— START OF GIVEN DATA —
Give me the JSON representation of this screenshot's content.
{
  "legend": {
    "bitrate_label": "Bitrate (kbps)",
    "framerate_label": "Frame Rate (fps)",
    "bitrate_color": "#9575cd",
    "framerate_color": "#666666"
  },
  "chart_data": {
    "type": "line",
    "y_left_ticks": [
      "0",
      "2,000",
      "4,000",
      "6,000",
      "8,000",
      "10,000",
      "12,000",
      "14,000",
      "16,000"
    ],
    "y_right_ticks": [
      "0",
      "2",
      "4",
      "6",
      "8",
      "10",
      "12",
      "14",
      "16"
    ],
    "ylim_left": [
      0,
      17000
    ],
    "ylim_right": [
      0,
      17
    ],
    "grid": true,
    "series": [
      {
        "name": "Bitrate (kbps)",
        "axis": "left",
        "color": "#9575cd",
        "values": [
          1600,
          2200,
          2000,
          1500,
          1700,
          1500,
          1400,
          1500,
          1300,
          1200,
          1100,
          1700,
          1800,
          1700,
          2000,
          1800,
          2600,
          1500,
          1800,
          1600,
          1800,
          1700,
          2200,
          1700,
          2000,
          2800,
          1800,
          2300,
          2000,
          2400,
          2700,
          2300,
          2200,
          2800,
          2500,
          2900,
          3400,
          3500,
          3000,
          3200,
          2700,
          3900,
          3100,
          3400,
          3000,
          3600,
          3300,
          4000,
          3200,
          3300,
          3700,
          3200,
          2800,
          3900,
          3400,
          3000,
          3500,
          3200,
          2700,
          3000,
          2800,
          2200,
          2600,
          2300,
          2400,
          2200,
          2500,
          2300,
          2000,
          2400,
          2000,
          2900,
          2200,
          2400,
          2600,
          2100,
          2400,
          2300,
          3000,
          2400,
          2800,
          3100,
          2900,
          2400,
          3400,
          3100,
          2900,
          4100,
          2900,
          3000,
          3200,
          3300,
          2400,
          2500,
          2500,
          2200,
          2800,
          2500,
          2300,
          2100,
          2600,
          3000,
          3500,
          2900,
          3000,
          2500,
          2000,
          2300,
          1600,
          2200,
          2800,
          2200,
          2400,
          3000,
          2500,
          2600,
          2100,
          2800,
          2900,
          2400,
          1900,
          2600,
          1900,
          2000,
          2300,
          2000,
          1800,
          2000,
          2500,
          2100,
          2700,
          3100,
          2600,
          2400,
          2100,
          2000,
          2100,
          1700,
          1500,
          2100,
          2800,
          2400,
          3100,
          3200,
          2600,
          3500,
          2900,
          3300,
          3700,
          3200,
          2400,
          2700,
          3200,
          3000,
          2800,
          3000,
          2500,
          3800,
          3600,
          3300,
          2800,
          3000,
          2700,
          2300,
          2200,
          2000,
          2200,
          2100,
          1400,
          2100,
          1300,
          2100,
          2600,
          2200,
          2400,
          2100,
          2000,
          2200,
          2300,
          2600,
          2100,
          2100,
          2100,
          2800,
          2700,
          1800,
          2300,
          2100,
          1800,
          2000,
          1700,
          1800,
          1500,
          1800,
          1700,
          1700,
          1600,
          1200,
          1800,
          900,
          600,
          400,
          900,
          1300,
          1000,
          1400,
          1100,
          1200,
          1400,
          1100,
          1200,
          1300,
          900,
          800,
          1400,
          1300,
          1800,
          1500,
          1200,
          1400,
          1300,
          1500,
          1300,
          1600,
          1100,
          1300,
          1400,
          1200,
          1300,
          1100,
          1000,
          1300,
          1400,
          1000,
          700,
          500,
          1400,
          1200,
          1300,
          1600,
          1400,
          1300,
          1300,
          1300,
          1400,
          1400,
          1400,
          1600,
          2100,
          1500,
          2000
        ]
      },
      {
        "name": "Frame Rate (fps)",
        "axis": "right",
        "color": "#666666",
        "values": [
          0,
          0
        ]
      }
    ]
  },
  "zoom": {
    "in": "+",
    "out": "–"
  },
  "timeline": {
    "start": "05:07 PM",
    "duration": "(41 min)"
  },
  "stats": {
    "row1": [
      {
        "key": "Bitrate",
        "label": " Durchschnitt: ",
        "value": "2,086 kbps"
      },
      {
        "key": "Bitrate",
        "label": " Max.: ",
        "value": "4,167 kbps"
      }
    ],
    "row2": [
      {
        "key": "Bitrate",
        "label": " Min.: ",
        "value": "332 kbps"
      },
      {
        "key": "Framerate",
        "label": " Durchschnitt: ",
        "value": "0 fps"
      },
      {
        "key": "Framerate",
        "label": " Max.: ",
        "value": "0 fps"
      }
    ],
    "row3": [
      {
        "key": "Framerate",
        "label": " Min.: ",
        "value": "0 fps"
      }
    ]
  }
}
— END OF GIVEN DATA —
* _WHAT THE EXERCISE ASKS_: Reproduce each record shown above without altering a single word.

* _REPLY_:
Give me the JSON representation of this screenshot's content.
{
  "legend": {
    "bitrate_label": "Bitrate (kbps)",
    "framerate_label": "Frame Rate (fps)",
    "bitrate_color": "#9575cd",
    "framerate_color": "#666666"
  },
  "chart_data": {
    "type": "line",
    "y_left_ticks": [
      "0",
      "2,000",
      "4,000",
      "6,000",
      "8,000",
      "10,000",
      "12,000",
      "14,000",
      "16,000"
    ],
    "y_right_ticks": [
      "0",
      "2",
      "4",
      "6",
      "8",
      "10",
      "12",
      "14",
      "16"
    ],
    "ylim_left": [
      0,
      17000
    ],
    "ylim_right": [
      0,
      17
    ],
    "grid": true,
    "series": [
      {
        "name": "Bitrate (kbps)",
        "axis": "left",
        "color": "#9575cd",
        "values": [
          1600,
          2200,
          2000,
          1500,
          1700,
          1500,
          1400,
          1500,
          1300,
          1200,
          1100,
          1700,
          1800,
          1700,
          2000,
          1800,
          2600,
          1500,
          1800,
          1600,
          1800,
          1700,
          2200,
          1700,
          2000,
          2800,
          1800,
          2300,
          2000,
          2400,
          2700,
          2300,
          2200,
          2800,
          2500,
          2900,
          3400,
          3500,
          3000,
          3200,
          2700,
          3900,
          3100,
          3400,
          3000,
          3600,
          3300,
          4000,
          3200,
          3300,
          3700,
          3200,
          2800,
          3900,
          3400,
          3000,
          3500,
          3200,
          2700,
          3000,
          2800,
          2200,
          2600,
          2300,
          2400,
          2200,
          2500,
          2300,
          2000,
          2400,
          2000,
          2900,
          2200,
          2400,
          2600,
          2100,
          2400,
          2300,
          3000,
          2400,
          2800,
          3100,
          2900,
          2400,
          3400,
          3100,
          2900,
          4100,
          2900,
          3000,
          3200,
          3300,
          2400,
          2500,
          2500,
          2200,
          2800,
          2500,
          2300,
          2100,
          2600,
          3000,
          3500,
          2900,
          3000,
          2500,
          2000,
          2300,
          1600,
          2200,
          2800,
          2200,
          2400,
          3000,
          2500,
          2600,
          2100,
          2800,
          2900,
          2400,
          1900,
          2600,
          1900,
          2000,
          2300,
          2000,
          1800,
          2000,
          2500,
          2100,
          2700,
          3100,
          2600,
          2400,
          2100,
          2000,
          2100,
          1700,
          1500,
          2100,
          2800,
          2400,
          3100,
          3200,
          2600,
          3500,
          2900,
          3300,
          3700,
          3200,
          2400,
          2700,
          3200,
          3000,
          2800,
          3000,
          2500,
          3800,
          3600,
          3300,
          2800,
          3000,
          2700,
          2300,
          2200,
          2000,
          2200,
          2100,
          1400,
          2100,
          1300,
          2100,
          2600,
          2200,
          2400,
          2100,
          2000,
          2200,
          2300,
          2600,
          2100,
          2100,
          2100,
          2800,
          2700,
          1800,
          2300,
          2100,
          1800,
          2000,
          1700,
          1800,
          1500,
          1800,
          1700,
          1700,
          1600,
          1200,
          1800,
          900,
          600,
          400,
          900,
          1300,
          1000,
          1400,
          1100,
          1200,
          1400,
          1100,
          1200,
          1300,
          900,
          800,
          1400,
          1300,
          1800,
          1500,
          1200,
          1400,
          1300,
          1500,
          1300,
          1600,
          1100,
          1300,
          1400,
          1200,
          1300,
          1100,
          1000,
          1300,
          1400,
          1000,
          700,
          500,
          1400,
          1200,
          1300,
          1600,
          1400,
          1300,
          1300,
          1300,
          1400,
          1400,
          1400,
          1600,
          2100,
          1500,
          2000
        ]
      },
      {
        "name": "Frame Rate (fps)",
        "axis": "right",
        "color": "#666666",
        "values": [
          0,
          0
        ]
      }
    ]
  },
  "zoom": {
    "in": "+",
    "out": "–"
  },
  "timeline": {
    "start": "05:07 PM",
    "duration": "(41 min)"
  },
  "stats": {
    "row1": [
      {
        "key": "Bitrate",
        "label": " Durchschnitt: ",
        "value": "2,086 kbps"
      },
      {
        "key": "Bitrate",
        "label": " Max.: ",
        "value": "4,167 kbps"
      }
    ],
    "row2": [
      {
        "key": "Bitrate",
        "label": " Min.: ",
        "value": "332 kbps"
      },
      {
        "key": "Framerate",
        "label": " Durchschnitt: ",
        "value": "0 fps"
      },
      {
        "key": "Framerate",
        "label": " Max.: ",
        "value": "0 fps"
      }
    ],
    "row3": [
      {
        "key": "Framerate",
        "label": " Min.: ",
        "value": "0 fps"
      }
    ]
  }
}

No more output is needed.